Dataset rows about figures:
################

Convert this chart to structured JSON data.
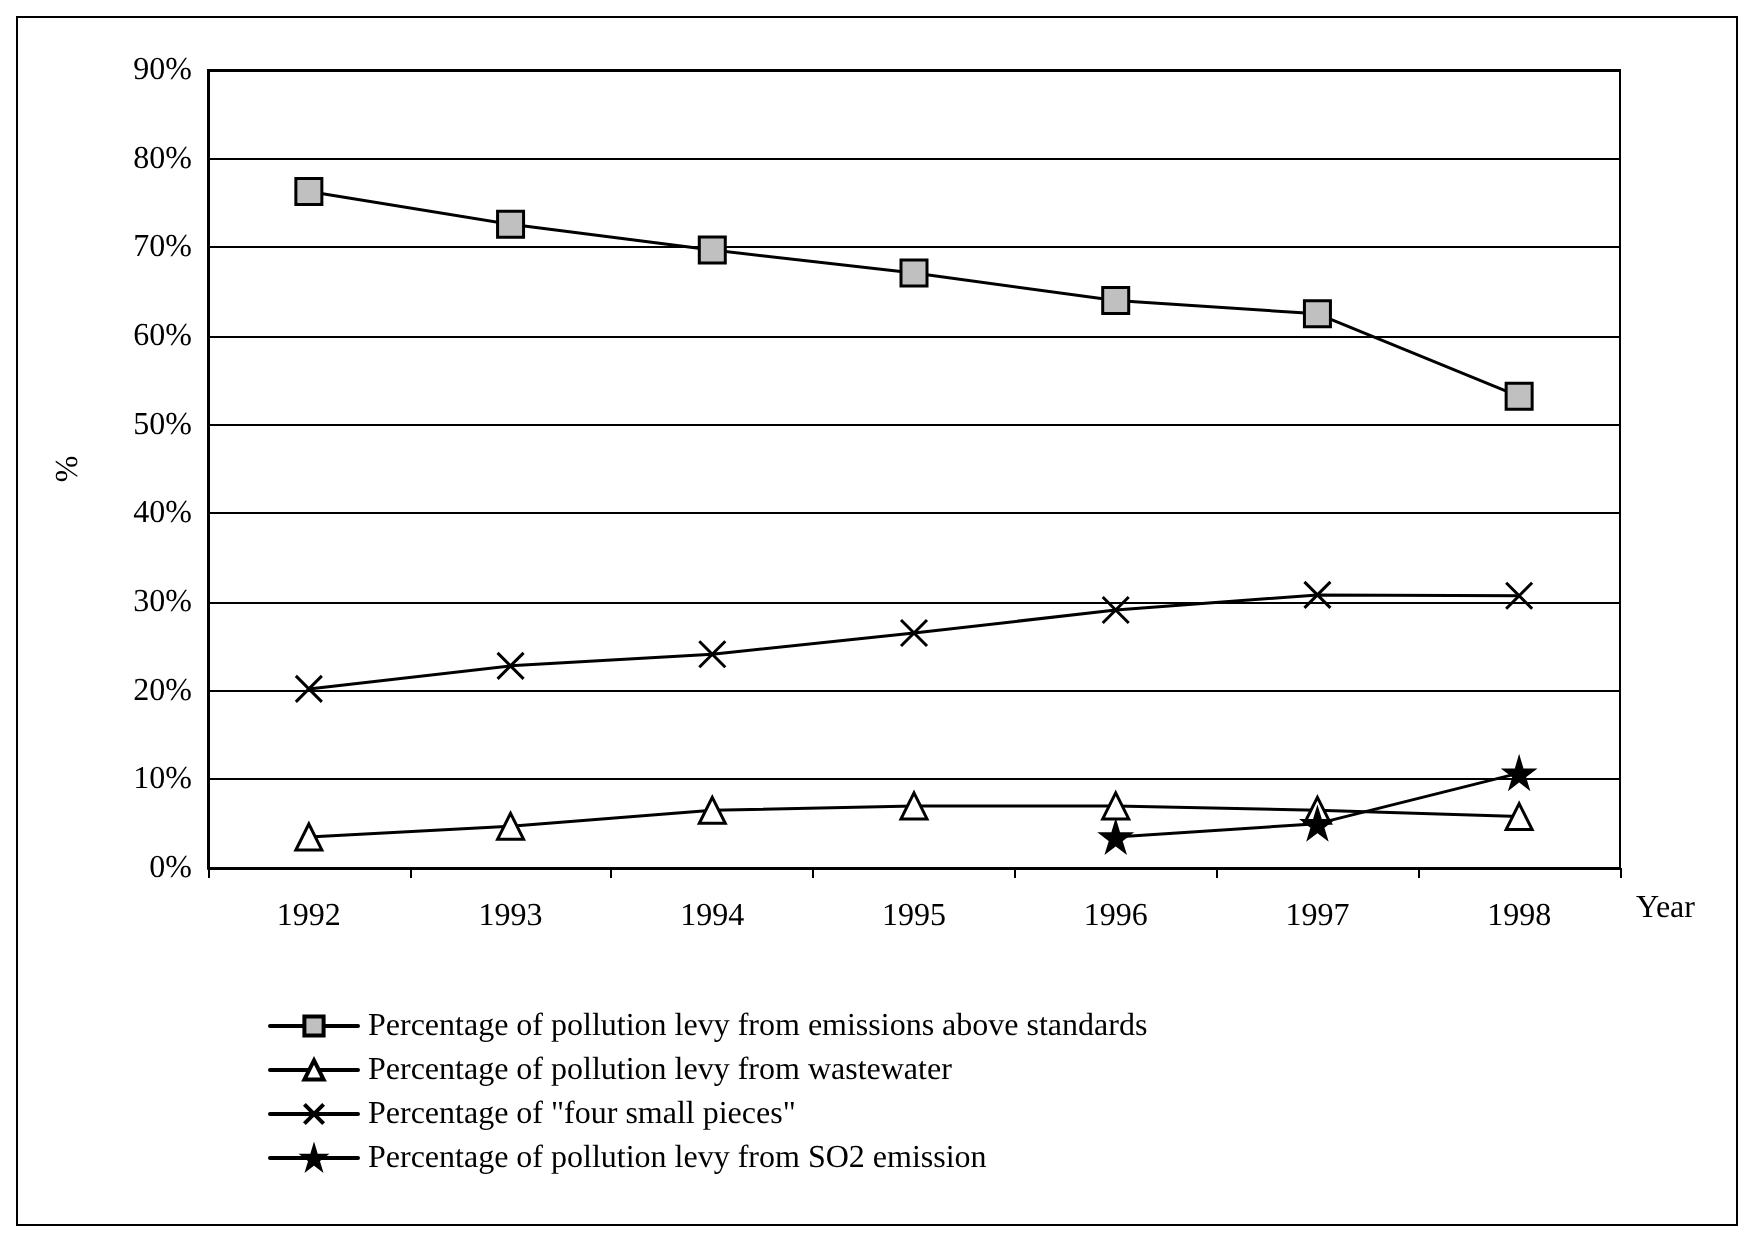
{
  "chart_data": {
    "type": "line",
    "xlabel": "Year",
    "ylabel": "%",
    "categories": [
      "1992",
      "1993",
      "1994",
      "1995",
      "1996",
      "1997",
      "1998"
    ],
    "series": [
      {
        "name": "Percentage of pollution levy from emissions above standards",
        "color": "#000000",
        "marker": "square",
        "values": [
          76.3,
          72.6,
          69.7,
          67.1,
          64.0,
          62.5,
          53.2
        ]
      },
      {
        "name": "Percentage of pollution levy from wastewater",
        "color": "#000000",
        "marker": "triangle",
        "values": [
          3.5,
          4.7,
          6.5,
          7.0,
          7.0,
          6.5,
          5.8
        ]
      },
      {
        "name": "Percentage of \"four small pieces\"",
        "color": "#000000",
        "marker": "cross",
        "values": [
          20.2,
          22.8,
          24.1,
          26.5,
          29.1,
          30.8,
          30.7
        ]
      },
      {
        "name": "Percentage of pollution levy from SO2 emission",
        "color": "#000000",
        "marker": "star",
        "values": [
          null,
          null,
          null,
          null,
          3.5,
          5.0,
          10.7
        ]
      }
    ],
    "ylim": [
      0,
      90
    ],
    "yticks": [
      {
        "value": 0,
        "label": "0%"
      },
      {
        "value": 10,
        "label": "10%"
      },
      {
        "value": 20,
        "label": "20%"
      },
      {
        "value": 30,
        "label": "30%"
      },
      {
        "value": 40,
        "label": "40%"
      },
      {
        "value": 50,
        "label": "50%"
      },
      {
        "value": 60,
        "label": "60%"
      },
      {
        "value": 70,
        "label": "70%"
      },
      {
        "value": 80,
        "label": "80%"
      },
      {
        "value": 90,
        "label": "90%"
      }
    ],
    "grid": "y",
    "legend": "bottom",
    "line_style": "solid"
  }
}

################

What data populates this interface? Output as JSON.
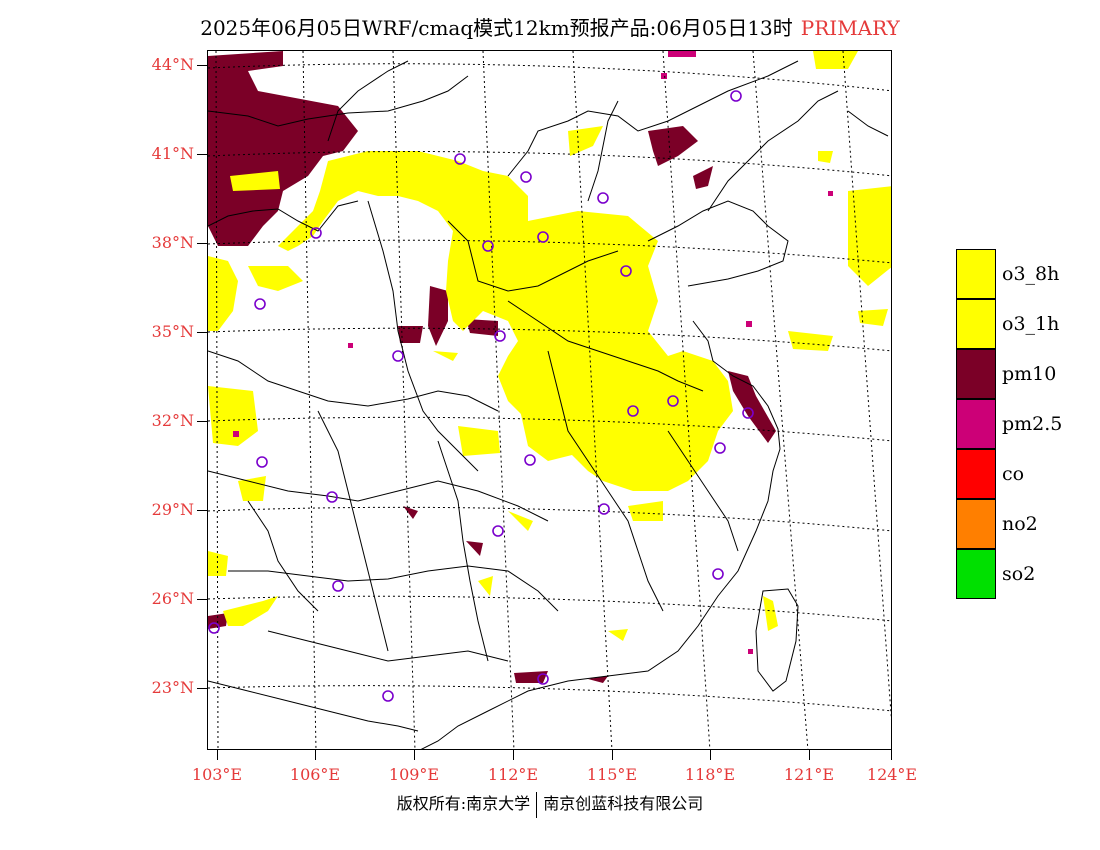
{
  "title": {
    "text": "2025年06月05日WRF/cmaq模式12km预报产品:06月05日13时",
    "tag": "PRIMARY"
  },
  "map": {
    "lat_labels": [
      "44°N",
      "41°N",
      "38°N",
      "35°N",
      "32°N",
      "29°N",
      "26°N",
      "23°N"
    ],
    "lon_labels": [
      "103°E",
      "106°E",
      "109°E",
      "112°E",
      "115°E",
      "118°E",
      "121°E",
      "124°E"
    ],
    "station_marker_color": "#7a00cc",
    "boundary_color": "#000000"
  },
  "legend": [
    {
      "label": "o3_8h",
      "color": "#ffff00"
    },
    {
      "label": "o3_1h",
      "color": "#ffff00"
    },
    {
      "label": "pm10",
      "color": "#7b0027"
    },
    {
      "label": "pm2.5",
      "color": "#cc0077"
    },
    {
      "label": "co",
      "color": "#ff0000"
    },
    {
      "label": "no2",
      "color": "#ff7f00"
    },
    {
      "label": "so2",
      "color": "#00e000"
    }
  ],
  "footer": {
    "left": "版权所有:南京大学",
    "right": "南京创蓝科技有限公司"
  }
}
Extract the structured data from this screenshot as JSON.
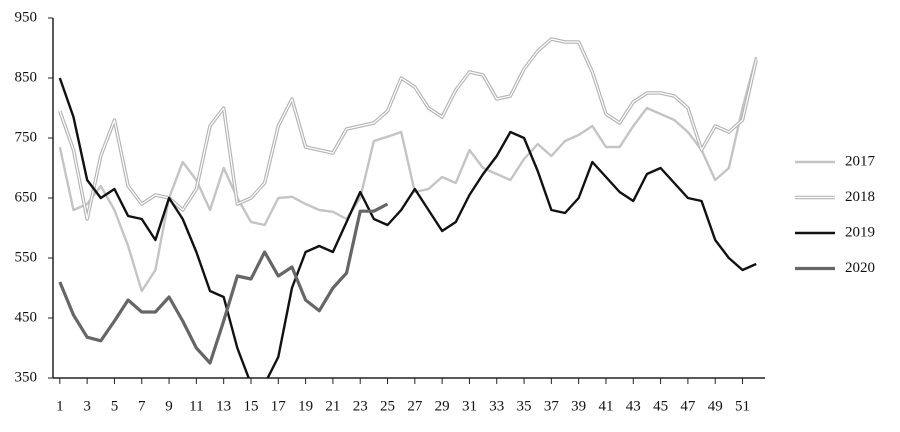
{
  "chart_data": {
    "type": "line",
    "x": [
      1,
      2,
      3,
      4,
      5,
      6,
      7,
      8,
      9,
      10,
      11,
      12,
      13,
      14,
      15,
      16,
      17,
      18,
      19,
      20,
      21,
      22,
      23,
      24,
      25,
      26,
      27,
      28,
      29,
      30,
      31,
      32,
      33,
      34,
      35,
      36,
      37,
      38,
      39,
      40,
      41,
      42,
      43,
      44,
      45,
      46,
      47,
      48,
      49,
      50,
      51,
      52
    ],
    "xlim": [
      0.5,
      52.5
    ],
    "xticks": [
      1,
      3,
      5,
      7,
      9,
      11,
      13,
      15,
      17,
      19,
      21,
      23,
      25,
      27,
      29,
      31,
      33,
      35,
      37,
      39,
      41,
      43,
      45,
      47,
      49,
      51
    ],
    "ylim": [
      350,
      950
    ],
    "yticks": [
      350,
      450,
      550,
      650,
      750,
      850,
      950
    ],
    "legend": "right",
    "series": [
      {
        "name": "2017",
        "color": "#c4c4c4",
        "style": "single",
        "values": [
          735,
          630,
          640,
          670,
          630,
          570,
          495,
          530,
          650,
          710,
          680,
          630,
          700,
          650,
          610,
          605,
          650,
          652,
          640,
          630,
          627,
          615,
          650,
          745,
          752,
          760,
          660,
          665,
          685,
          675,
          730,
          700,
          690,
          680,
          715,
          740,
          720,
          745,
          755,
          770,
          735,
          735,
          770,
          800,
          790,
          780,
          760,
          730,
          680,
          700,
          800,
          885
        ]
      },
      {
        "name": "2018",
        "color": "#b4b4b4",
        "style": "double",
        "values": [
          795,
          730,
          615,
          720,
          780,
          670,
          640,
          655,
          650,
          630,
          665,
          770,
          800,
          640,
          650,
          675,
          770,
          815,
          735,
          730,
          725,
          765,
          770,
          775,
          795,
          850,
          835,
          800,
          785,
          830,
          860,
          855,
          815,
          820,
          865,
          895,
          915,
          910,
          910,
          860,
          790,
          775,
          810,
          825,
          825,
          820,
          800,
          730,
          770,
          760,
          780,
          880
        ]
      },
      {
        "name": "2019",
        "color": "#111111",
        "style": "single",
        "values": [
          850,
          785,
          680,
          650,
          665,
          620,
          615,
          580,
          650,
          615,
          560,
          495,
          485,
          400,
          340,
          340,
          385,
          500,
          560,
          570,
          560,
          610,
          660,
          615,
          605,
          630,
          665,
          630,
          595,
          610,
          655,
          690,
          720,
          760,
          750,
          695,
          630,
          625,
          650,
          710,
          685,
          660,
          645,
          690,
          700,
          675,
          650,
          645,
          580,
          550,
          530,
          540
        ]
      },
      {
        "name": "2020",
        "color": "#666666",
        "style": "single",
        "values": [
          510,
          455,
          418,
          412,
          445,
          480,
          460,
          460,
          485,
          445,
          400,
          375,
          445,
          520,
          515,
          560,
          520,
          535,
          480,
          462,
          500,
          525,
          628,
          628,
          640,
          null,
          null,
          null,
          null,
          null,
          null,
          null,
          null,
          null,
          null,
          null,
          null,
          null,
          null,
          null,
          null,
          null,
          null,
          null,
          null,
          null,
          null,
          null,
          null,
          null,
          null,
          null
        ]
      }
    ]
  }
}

################

Track down all lines above with the string "pollution" and copy them.

        "name": "Percentage of pollution levy from emissions above standards",
        "name": "Percentage of pollution levy from wastewater",
        "name": "Percentage of pollution levy from SO2 emission",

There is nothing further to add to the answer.